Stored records
▬▬▬▬▬▬▬▬▬▬

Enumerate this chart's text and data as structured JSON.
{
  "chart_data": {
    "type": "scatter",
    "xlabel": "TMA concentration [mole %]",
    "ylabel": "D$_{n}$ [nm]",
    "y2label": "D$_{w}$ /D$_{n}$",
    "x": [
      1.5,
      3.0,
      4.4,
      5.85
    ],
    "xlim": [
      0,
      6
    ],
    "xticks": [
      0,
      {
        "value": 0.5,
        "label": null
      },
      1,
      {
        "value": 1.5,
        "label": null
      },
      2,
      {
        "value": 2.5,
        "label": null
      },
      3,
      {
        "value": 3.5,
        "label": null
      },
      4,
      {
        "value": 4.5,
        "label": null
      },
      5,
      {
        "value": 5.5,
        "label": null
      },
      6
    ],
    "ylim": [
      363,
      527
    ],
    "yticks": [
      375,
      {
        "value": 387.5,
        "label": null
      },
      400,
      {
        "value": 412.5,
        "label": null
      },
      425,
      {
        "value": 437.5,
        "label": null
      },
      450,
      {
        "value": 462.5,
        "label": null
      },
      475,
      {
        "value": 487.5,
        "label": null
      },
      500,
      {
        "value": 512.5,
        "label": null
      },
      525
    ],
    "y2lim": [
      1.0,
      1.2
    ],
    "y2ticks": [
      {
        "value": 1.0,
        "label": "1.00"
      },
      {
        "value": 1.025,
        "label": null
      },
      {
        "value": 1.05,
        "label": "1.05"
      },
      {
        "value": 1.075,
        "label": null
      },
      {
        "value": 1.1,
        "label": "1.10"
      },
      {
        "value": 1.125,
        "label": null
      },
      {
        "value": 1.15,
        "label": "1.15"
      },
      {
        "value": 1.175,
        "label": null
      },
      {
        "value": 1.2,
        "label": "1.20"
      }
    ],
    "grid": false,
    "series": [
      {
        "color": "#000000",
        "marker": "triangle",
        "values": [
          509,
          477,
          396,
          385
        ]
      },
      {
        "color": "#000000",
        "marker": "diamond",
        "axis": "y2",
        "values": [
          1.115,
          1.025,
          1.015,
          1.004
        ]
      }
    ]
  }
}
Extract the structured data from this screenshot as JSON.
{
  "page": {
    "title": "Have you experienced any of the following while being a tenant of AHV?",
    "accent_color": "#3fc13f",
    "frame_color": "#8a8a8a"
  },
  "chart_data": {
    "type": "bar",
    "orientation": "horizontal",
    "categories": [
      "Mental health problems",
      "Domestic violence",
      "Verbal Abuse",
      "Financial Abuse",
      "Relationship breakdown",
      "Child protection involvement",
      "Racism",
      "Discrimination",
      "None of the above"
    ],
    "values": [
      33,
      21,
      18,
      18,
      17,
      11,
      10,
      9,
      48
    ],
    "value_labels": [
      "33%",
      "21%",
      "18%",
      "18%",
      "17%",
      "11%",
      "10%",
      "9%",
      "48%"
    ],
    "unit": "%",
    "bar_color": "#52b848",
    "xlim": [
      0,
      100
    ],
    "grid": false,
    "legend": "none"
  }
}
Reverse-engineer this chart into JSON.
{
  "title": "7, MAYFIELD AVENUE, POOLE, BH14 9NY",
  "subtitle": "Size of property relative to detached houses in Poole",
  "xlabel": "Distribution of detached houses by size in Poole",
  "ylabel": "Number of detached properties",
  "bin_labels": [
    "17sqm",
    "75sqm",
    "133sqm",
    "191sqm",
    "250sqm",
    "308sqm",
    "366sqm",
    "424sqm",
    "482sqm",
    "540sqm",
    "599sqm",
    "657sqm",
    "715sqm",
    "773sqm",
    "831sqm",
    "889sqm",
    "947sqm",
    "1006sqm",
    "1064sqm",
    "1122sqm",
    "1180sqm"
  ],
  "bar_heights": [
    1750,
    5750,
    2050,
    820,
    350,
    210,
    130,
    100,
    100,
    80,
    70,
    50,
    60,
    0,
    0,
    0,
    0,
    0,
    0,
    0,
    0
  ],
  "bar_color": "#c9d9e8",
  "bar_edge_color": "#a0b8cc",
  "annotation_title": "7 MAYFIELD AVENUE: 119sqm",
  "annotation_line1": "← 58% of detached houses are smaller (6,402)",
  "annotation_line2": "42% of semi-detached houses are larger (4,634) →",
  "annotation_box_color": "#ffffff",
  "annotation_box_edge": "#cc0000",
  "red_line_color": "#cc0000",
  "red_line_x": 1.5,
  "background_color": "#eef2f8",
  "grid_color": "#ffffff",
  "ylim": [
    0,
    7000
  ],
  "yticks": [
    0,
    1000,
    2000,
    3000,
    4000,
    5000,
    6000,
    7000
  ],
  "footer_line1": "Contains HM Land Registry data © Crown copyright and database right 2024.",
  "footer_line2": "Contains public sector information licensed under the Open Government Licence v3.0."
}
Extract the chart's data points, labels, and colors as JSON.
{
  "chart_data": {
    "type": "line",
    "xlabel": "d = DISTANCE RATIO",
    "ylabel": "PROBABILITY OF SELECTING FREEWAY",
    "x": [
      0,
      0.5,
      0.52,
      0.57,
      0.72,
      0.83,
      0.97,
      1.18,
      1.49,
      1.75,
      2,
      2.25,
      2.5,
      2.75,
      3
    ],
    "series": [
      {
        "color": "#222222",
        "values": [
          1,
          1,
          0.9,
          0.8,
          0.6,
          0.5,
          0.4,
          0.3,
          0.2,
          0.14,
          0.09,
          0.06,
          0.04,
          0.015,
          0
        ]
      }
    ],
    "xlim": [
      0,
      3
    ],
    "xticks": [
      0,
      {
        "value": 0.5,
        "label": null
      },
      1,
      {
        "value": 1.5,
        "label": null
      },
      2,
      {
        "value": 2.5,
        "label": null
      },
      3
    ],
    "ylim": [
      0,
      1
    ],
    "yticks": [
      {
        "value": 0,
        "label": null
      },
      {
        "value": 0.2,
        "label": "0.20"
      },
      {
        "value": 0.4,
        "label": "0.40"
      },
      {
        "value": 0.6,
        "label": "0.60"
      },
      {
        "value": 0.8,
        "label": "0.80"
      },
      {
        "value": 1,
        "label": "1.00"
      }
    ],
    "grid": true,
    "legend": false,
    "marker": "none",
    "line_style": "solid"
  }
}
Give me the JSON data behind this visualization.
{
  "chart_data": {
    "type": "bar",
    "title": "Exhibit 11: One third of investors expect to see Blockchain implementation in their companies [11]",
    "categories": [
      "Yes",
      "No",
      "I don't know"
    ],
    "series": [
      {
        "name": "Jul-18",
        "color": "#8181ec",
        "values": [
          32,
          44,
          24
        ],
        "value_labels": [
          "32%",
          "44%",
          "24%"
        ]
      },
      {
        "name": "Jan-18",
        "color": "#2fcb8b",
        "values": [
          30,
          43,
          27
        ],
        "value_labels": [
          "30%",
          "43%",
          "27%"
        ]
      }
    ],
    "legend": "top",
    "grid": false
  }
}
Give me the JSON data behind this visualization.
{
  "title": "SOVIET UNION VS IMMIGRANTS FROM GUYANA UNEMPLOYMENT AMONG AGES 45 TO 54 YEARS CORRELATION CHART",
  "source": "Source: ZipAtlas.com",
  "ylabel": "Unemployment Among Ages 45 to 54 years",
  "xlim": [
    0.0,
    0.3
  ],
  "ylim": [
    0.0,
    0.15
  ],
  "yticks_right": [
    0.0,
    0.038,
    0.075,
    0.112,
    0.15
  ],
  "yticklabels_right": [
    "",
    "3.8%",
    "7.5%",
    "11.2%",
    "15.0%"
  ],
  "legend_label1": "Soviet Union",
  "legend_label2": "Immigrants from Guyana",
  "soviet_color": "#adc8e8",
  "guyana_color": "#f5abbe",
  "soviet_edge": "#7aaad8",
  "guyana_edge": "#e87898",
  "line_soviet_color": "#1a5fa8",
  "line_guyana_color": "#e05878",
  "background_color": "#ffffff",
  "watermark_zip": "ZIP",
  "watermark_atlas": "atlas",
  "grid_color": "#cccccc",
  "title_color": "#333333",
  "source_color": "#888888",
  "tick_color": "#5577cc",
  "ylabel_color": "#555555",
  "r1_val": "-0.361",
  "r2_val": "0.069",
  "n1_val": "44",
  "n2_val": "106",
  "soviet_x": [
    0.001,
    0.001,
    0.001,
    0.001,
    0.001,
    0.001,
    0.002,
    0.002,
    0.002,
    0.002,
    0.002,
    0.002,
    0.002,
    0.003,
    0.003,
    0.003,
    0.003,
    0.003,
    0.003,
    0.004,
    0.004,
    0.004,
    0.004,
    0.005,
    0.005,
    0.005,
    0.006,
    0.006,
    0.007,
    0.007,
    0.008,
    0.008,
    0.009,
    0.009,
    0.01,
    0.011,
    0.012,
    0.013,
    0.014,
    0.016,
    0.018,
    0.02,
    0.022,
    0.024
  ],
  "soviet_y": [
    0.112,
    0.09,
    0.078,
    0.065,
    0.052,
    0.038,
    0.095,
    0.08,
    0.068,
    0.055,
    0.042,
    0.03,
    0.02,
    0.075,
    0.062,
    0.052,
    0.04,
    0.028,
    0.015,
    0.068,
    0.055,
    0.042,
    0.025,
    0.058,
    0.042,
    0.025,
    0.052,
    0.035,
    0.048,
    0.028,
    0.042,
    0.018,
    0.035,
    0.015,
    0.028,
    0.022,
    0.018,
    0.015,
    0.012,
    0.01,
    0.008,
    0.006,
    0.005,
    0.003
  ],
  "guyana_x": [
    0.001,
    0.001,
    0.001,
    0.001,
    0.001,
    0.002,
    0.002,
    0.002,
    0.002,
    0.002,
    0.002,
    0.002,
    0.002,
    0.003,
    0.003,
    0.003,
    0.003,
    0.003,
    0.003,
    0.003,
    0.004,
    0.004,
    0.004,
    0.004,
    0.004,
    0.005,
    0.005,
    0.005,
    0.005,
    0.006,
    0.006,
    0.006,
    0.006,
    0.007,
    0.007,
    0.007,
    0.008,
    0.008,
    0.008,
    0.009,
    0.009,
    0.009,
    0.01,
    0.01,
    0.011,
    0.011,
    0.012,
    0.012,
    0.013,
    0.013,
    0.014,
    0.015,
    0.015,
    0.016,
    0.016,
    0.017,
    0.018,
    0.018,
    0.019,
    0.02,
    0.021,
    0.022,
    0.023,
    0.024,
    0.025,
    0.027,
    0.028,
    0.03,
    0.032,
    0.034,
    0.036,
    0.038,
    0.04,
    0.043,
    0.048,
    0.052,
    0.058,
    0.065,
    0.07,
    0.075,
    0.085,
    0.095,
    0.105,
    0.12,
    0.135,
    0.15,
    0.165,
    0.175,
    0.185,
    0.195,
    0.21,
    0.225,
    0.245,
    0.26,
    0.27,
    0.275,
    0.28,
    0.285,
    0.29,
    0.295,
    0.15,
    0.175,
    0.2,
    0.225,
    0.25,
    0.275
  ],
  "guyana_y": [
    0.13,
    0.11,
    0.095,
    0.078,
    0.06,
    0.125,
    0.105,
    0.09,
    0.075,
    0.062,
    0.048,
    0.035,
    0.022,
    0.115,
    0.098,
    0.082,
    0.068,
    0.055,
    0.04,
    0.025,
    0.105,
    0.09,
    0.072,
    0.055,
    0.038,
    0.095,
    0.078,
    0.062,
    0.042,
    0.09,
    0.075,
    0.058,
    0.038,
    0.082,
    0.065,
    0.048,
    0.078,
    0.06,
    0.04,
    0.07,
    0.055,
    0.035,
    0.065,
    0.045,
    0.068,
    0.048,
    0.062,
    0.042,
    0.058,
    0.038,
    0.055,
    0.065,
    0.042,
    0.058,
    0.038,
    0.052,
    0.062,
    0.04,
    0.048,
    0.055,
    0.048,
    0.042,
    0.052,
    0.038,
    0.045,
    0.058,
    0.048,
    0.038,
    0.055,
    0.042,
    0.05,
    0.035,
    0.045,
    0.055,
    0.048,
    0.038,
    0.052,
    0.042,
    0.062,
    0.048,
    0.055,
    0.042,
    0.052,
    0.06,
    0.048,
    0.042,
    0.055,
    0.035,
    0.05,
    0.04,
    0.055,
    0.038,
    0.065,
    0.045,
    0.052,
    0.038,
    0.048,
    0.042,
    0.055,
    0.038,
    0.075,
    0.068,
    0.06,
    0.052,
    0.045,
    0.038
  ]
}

▬▬▬▬▬▬▬▬▬▬

» **Task objective**: Scan the data for the word "marker" and copy every line where it shows up.

» **Full answer**:
        "marker": "triangle",
        "marker": "diamond",
    "marker": "none",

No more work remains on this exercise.